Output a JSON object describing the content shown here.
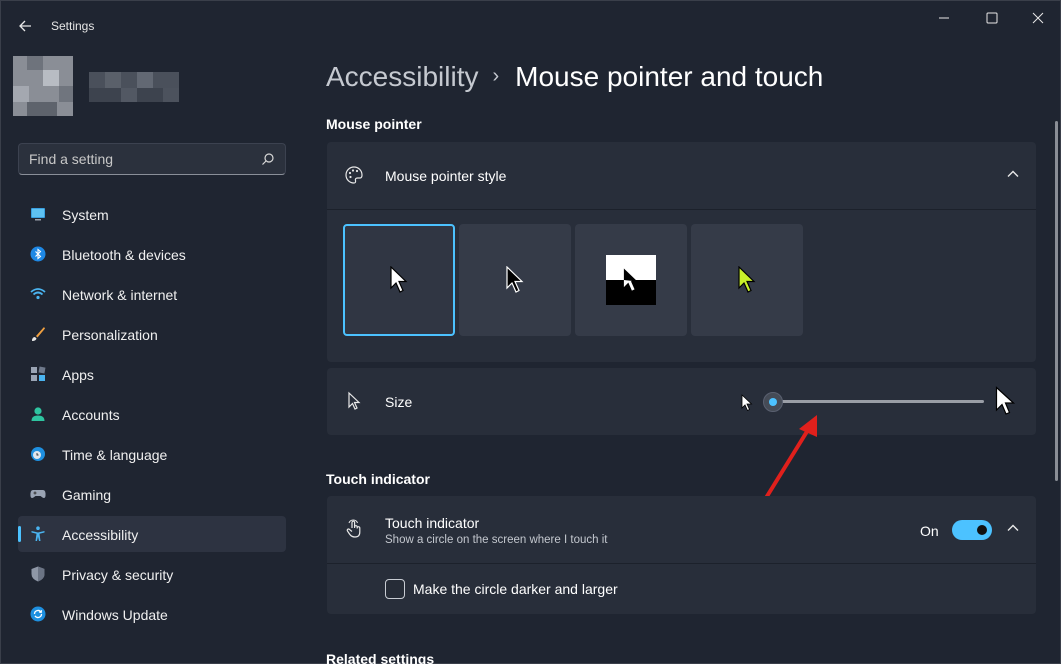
{
  "window": {
    "title": "Settings"
  },
  "search": {
    "placeholder": "Find a setting"
  },
  "sidebar": {
    "items": [
      {
        "label": "System",
        "icon": "monitor-icon",
        "active": false
      },
      {
        "label": "Bluetooth & devices",
        "icon": "bluetooth-icon",
        "active": false
      },
      {
        "label": "Network & internet",
        "icon": "wifi-icon",
        "active": false
      },
      {
        "label": "Personalization",
        "icon": "brush-icon",
        "active": false
      },
      {
        "label": "Apps",
        "icon": "apps-icon",
        "active": false
      },
      {
        "label": "Accounts",
        "icon": "person-icon",
        "active": false
      },
      {
        "label": "Time & language",
        "icon": "globe-clock-icon",
        "active": false
      },
      {
        "label": "Gaming",
        "icon": "gamepad-icon",
        "active": false
      },
      {
        "label": "Accessibility",
        "icon": "accessibility-icon",
        "active": true
      },
      {
        "label": "Privacy & security",
        "icon": "shield-icon",
        "active": false
      },
      {
        "label": "Windows Update",
        "icon": "update-icon",
        "active": false
      }
    ]
  },
  "breadcrumb": {
    "parent": "Accessibility",
    "separator": "›",
    "current": "Mouse pointer and touch"
  },
  "mouse_pointer": {
    "section_title": "Mouse pointer",
    "style_label": "Mouse pointer style",
    "styles": [
      "white",
      "black",
      "inverted",
      "custom"
    ],
    "selected_style": "white",
    "custom_color": "#c8f02a",
    "size_label": "Size",
    "size_value": 1
  },
  "touch": {
    "section_title": "Touch indicator",
    "title": "Touch indicator",
    "description": "Show a circle on the screen where I touch it",
    "toggle_state_label": "On",
    "toggle_on": true,
    "darker_label": "Make the circle darker and larger",
    "darker_checked": false
  },
  "related": {
    "section_title": "Related settings"
  },
  "colors": {
    "accent": "#4cc2ff",
    "annotation_arrow": "#e0201c"
  }
}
┄┄┄┄┄┄┄┄┄┄
### OBJECTIVE
Return all the lines that contain the string "indicator".

### OUTPUT BELOW
    "section_title": "Touch indicator",
    "title": "Touch indicator",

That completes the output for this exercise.